[Data records]
***

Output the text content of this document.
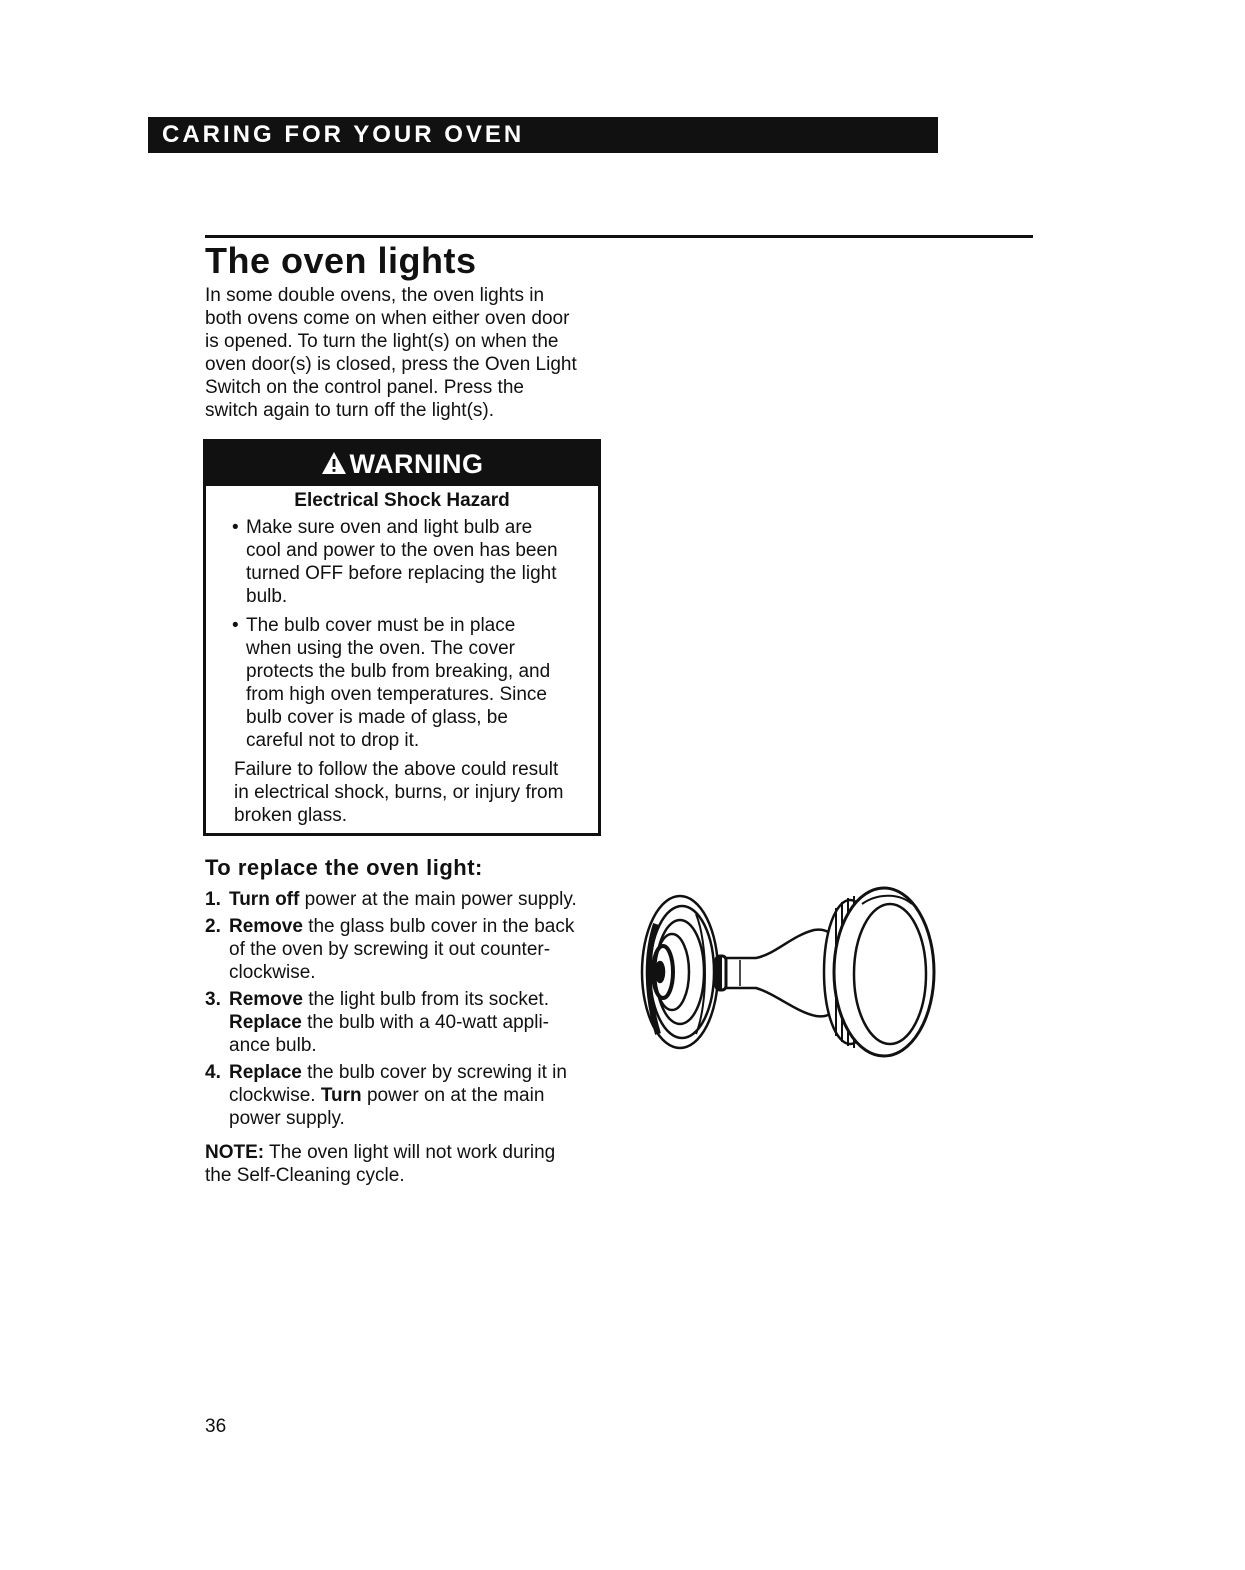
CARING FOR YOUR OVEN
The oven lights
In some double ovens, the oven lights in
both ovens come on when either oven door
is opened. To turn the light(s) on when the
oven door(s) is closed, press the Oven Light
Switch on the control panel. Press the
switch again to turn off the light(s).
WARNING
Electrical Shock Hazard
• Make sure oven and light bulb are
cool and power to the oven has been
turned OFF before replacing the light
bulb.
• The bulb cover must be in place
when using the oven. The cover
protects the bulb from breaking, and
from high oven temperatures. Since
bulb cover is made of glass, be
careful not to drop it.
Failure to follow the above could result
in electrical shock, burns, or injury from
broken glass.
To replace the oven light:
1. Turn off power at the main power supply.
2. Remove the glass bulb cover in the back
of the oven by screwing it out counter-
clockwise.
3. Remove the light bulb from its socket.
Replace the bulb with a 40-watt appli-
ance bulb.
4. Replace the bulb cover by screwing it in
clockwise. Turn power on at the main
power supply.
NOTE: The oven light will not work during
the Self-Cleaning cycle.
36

***

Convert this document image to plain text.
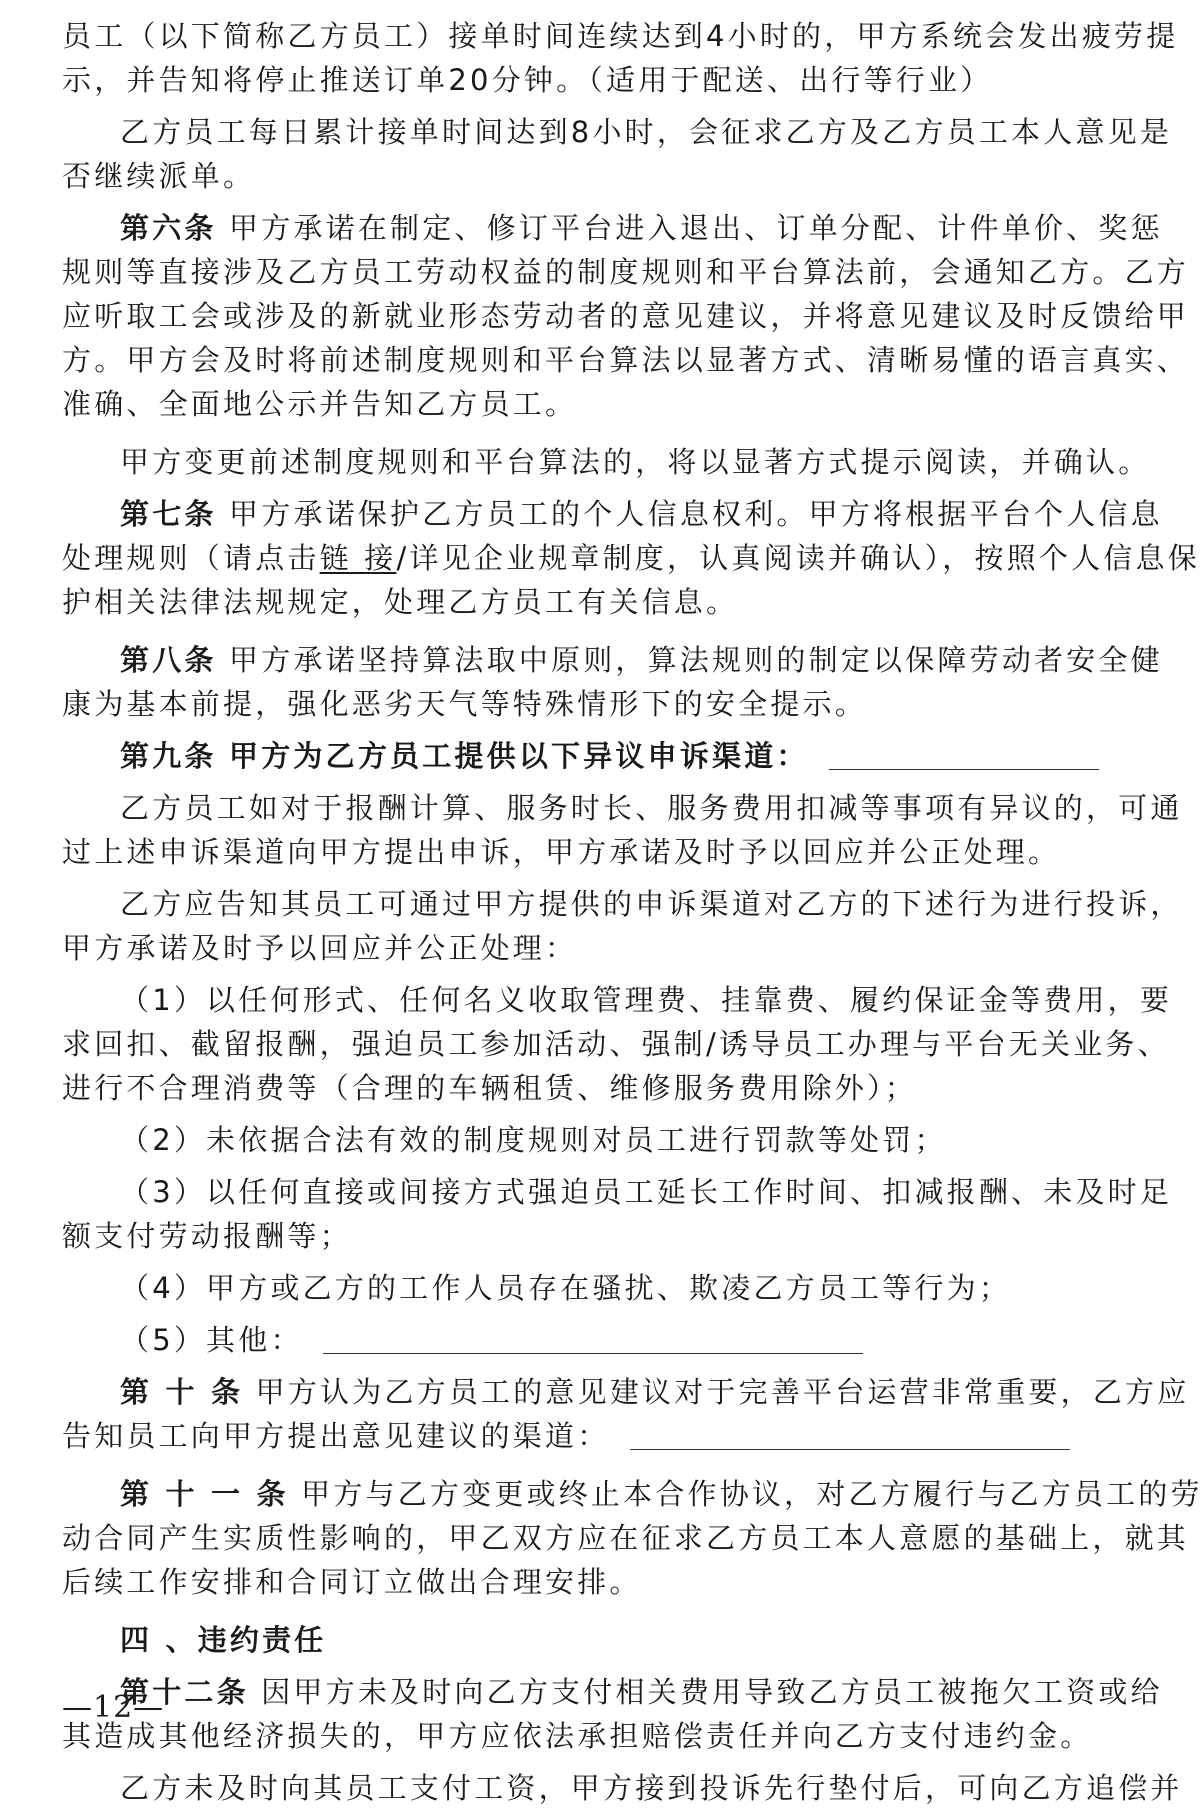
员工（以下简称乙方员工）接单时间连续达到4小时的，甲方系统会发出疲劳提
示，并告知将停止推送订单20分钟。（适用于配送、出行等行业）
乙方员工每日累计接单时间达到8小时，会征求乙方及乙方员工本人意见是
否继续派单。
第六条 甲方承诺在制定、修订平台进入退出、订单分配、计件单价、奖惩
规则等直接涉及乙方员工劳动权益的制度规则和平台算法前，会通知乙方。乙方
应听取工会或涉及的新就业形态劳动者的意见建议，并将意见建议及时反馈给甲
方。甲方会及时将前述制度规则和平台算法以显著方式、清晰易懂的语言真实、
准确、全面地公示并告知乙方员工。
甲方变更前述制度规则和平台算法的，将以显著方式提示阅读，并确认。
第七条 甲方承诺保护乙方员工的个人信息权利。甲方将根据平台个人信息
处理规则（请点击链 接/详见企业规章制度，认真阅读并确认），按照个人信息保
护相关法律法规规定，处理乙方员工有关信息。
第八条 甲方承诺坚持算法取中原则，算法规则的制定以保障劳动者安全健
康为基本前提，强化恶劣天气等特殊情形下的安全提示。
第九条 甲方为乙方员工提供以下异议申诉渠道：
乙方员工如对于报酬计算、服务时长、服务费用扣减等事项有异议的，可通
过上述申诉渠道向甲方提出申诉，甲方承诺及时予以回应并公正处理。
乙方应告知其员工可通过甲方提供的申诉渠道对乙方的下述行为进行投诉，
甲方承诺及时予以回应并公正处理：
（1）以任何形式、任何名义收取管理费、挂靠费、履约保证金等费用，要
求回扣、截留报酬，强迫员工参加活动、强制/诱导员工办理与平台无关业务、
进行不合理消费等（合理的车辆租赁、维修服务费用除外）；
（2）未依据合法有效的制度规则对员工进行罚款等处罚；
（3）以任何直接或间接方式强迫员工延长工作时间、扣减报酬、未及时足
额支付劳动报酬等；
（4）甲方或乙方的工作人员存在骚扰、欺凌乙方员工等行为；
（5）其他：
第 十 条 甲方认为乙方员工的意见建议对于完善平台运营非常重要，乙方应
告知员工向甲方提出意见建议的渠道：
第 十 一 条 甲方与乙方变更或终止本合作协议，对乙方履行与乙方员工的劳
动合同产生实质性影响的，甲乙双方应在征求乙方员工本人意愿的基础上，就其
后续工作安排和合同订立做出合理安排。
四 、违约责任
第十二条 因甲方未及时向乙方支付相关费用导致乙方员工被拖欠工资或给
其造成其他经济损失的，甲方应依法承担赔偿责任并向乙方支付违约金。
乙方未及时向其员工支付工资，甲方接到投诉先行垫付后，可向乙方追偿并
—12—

***

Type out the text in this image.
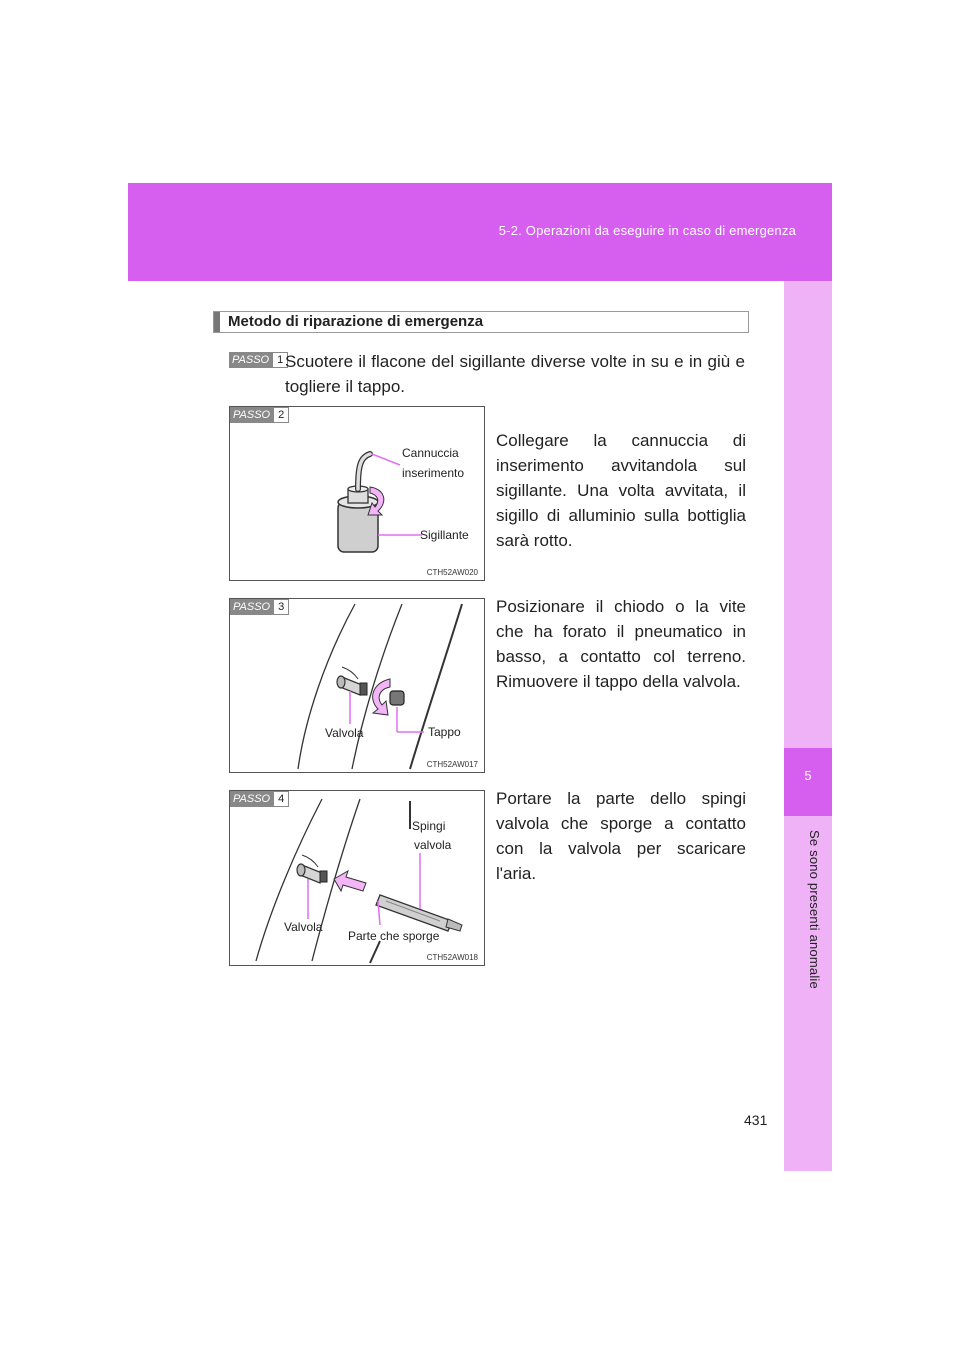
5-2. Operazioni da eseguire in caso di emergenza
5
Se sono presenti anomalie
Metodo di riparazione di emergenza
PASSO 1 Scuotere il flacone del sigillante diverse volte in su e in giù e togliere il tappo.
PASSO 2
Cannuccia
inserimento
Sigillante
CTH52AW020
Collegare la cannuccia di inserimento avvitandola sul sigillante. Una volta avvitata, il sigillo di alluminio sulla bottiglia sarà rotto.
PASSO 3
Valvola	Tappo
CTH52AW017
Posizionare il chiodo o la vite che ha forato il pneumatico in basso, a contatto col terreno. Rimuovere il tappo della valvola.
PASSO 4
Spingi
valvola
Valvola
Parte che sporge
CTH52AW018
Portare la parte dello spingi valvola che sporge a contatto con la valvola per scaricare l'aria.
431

***

# SET EXERCISE:
Find the lines above holding the word "sporge" and show them.

# PROBLEM SOLUTION:
Parte che sporge
Portare la parte dello spingi valvola che sporge a contatto con la valvola per scaricare l'aria.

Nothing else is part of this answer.